## INPUT
┌──
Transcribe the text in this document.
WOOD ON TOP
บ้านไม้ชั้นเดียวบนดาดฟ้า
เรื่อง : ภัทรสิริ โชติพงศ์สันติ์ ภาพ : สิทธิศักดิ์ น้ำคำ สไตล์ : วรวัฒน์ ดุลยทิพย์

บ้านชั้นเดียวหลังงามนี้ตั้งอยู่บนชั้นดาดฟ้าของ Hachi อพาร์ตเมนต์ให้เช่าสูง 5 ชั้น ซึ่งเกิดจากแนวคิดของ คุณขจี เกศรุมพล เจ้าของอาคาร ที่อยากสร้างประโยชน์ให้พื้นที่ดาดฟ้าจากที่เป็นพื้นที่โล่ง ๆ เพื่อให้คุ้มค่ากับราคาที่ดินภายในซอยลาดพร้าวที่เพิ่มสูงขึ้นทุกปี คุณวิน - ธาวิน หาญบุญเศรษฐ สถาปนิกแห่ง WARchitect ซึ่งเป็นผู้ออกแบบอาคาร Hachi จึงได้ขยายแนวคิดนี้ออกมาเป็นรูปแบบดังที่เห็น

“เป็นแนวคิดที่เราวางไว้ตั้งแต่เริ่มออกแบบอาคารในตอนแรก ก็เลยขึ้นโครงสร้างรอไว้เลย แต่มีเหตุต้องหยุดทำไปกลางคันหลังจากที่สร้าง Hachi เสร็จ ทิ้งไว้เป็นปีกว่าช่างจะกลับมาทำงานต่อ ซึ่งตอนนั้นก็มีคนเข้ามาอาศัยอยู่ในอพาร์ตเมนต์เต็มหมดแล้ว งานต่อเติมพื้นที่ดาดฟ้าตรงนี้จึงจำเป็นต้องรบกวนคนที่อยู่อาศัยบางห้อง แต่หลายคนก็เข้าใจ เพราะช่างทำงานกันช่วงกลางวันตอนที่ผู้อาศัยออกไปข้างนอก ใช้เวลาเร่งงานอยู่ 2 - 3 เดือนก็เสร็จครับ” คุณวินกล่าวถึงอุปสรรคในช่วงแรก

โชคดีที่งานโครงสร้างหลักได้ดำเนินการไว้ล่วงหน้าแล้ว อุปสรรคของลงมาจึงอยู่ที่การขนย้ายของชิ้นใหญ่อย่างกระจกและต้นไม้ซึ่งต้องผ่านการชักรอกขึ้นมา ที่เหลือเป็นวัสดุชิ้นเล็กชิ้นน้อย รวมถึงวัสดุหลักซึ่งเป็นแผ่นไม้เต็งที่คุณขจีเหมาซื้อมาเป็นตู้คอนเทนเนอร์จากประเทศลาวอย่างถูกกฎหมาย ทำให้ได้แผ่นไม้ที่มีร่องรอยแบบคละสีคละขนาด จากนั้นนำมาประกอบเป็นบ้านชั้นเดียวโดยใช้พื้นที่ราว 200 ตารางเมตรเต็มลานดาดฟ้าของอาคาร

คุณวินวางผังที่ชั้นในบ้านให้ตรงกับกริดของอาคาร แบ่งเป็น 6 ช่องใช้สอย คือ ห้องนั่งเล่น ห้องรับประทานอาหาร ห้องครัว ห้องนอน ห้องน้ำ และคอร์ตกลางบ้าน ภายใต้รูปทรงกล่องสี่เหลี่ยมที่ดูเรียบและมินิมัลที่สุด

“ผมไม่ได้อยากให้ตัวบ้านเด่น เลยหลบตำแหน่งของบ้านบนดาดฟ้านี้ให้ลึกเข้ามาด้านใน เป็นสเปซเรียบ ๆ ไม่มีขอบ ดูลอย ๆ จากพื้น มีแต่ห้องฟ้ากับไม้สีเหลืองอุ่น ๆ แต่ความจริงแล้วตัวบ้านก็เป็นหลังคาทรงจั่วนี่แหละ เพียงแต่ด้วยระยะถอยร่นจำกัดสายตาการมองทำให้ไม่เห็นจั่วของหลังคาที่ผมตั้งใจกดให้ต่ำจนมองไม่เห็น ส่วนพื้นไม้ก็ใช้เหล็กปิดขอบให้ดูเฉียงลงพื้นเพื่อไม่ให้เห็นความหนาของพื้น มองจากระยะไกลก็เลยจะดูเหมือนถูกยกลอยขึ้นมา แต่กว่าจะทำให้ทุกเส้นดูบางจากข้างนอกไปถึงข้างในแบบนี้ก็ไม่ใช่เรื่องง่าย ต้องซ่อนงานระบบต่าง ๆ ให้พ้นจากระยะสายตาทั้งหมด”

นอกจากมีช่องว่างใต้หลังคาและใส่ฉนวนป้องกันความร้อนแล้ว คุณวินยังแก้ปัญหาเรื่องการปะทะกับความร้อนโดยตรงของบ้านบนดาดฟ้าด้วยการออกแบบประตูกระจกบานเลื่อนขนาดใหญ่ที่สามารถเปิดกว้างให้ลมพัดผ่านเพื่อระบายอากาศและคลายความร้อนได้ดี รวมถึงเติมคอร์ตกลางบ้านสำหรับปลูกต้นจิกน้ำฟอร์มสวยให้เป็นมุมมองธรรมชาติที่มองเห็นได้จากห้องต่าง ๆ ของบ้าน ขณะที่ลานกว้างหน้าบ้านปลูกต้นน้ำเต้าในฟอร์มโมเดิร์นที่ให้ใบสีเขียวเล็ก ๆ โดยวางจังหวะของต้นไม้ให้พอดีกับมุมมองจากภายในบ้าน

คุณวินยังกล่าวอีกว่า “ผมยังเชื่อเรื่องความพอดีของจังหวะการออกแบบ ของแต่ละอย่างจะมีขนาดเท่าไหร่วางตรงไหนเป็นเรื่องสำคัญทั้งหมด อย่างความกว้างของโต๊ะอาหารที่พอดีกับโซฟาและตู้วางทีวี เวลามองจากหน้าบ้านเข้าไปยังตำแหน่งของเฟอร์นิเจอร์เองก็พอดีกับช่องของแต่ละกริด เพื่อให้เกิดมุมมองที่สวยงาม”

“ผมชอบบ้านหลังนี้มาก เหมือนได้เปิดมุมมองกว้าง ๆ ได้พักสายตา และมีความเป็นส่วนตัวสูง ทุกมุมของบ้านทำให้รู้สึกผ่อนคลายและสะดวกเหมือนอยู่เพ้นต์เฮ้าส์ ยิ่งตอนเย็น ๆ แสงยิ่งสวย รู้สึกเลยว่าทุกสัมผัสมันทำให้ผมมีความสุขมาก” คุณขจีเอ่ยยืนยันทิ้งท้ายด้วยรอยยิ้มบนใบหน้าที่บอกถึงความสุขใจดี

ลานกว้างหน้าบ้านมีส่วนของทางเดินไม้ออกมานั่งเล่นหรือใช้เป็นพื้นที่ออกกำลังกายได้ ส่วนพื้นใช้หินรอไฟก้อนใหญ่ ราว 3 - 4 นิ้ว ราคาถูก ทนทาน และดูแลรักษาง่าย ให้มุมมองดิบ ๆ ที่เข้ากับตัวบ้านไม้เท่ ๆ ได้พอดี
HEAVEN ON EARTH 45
└──
## WHAT YOU ARE ASKED TO DO
Working from the listing above, pick out every line that has "านไม" and copy it.

## FINISHED EXERCISE
บ้านไม้ชั้นเดียวบนดาดฟ้า
ลานกว้างหน้าบ้านมีส่วนของทางเดินไม้ออกมานั่งเล่นหรือใช้เป็นพื้นที่ออกกำลังกายได้ ส่วนพื้นใช้หินรอไฟก้อนใหญ่ ราว 3 - 4 นิ้ว ราคาถูก ทนทาน และดูแลรักษาง่าย ให้มุมมองดิบ ๆ ที่เข้ากับตัวบ้านไม้เท่ ๆ ได้พอดี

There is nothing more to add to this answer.